To do -
Write out the material again exactly, please, and omit the pictures.

[Recorded data]
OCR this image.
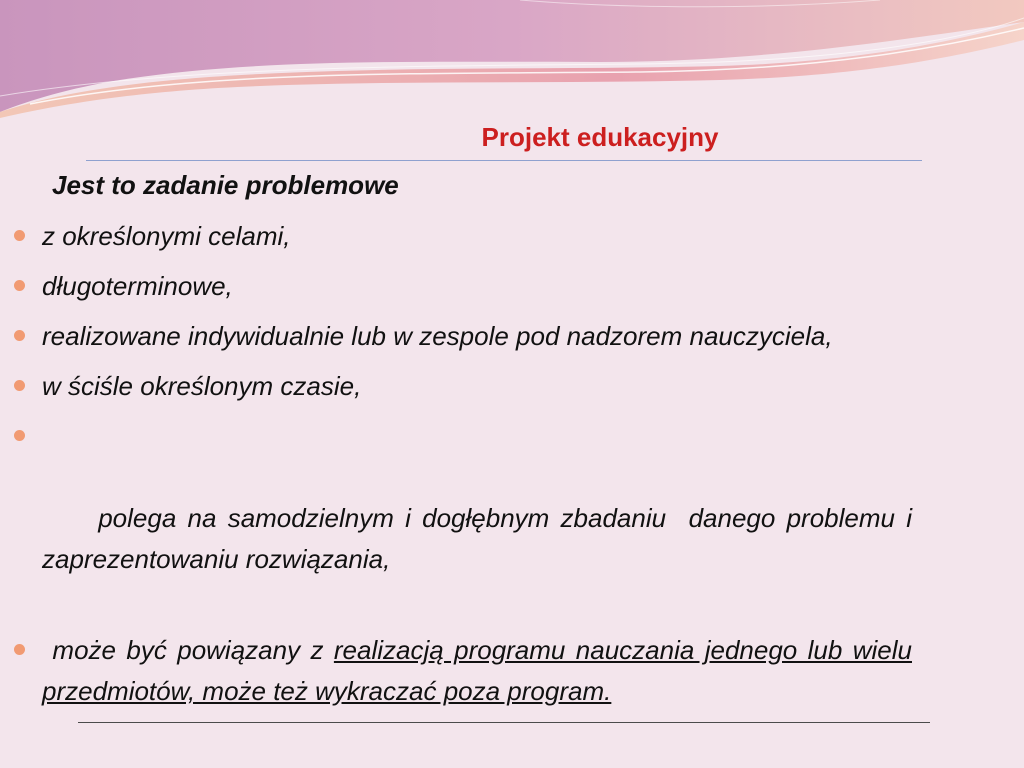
Projekt edukacyjny

Jest to zadanie problemowe

z określonymi celami,
długoterminowe,
realizowane indywidualnie lub w zespole pod nadzorem nauczyciela,
w ściśle określonym czasie,

polega na samodzielnym i dogłębnym zbadaniu  danego problemu i zaprezentowaniu rozwiązania,

może być powiązany z realizacją programu nauczania jednego lub wielu przedmiotów, może też wykraczać poza program.
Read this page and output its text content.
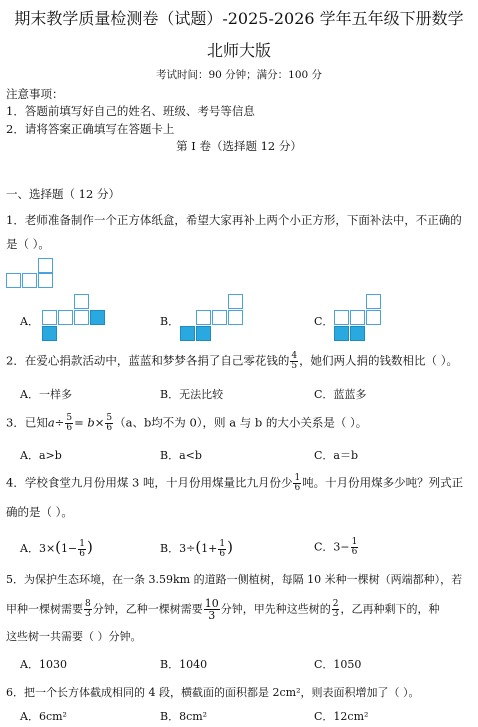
期末教学质量检测卷（试题）-2025-2026 学年五年级下册数学
北师大版
考试时间：90 分钟；满分：100 分
注意事项：
1．答题前填写好自己的姓名、班级、考号等信息
2．请将答案正确填写在答题卡上
第 I 卷（选择题 12 分）
一、选择题（ 12 分）
1．老师准备制作一个正方体纸盒，希望大家再补上两个小正方形，下面补法中，不正确的
是（ ）。
A．	B．	C．
2．在爱心捐款活动中，蓝蓝和梦梦各捐了自己零花钱的 $\frac{4}{5}$ ，她们两人捐的钱数相比（ ）。
A．一样多	B．无法比较	C．蓝蓝多
3．已知$a\div \frac{5}{6} = b\times \frac{5}{6} (a$、b均不为 0），则 a 与 b 的大小关系是（ ）。
A．a>b	B．a<b	C．a＝b
4．学校食堂九月份用煤 3 吨，十月份用煤量比九月份少 $\frac{1}{6}$ 吨。十月份用煤多少吨？列式正
确的是（ ）。
A．$3\times(1- \frac{1}{6}$ )	B．$3\div(1+ \frac{1}{6}$ )	C．$3- \frac{1}{6}$
5．为保护生态环境，在一条 3.59km 的道路一侧植树，每隔 10 米种一棵树（两端都种），若
甲种一棵树需要 $\frac{8}{3}$ 分钟，乙种一棵树需要 $\frac{10}{3}$ 分钟，甲先种这些树的 $\frac{2}{3}$ ，乙再种剩下的，种
这些树一共需要（ ）分钟。
A．1030	B．1040	C．1050
6．把一个长方体截成相同的 4 段，横截面的面积都是 2cm²，则表面积增加了（ ）。
A．6cm²	B．8cm²	C．12cm²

Final answer -
OCR this image.
Projekt edukacyjny

Jest to zadanie problemowe

z określonymi celami,
długoterminowe,
realizowane indywidualnie lub w zespole pod nadzorem nauczyciela,
w ściśle określonym czasie,

polega na samodzielnym i dogłębnym zbadaniu  danego problemu i zaprezentowaniu rozwiązania,

może być powiązany z realizacją programu nauczania jednego lub wielu przedmiotów, może też wykraczać poza program.
Read this page and output its text content.
期末教学质量检测卷（试题）-2025-2026 学年五年级下册数学
北师大版
考试时间：90 分钟；满分：100 分
注意事项：
1．答题前填写好自己的姓名、班级、考号等信息
2．请将答案正确填写在答题卡上
第 I 卷（选择题 12 分）
一、选择题（ 12 分）
1．老师准备制作一个正方体纸盒，希望大家再补上两个小正方形，下面补法中，不正确的
是（ ）。
A．	B．	C．
2．在爱心捐款活动中，蓝蓝和梦梦各捐了自己零花钱的 $\frac{4}{5}$ ，她们两人捐的钱数相比（ ）。
A．一样多	B．无法比较	C．蓝蓝多
3．已知$a\div \frac{5}{6} = b\times \frac{5}{6} (a$、b均不为 0），则 a 与 b 的大小关系是（ ）。
A．a>b	B．a<b	C．a＝b
4．学校食堂九月份用煤 3 吨，十月份用煤量比九月份少 $\frac{1}{6}$ 吨。十月份用煤多少吨？列式正
确的是（ ）。
A．$3\times(1- \frac{1}{6}$ )	B．$3\div(1+ \frac{1}{6}$ )	C．$3- \frac{1}{6}$
5．为保护生态环境，在一条 3.59km 的道路一侧植树，每隔 10 米种一棵树（两端都种），若
甲种一棵树需要 $\frac{8}{3}$ 分钟，乙种一棵树需要 $\frac{10}{3}$ 分钟，甲先种这些树的 $\frac{2}{3}$ ，乙再种剩下的，种
这些树一共需要（ ）分钟。
A．1030	B．1040	C．1050
6．把一个长方体截成相同的 4 段，横截面的面积都是 2cm²，则表面积增加了（ ）。
A．6cm²	B．8cm²	C．12cm²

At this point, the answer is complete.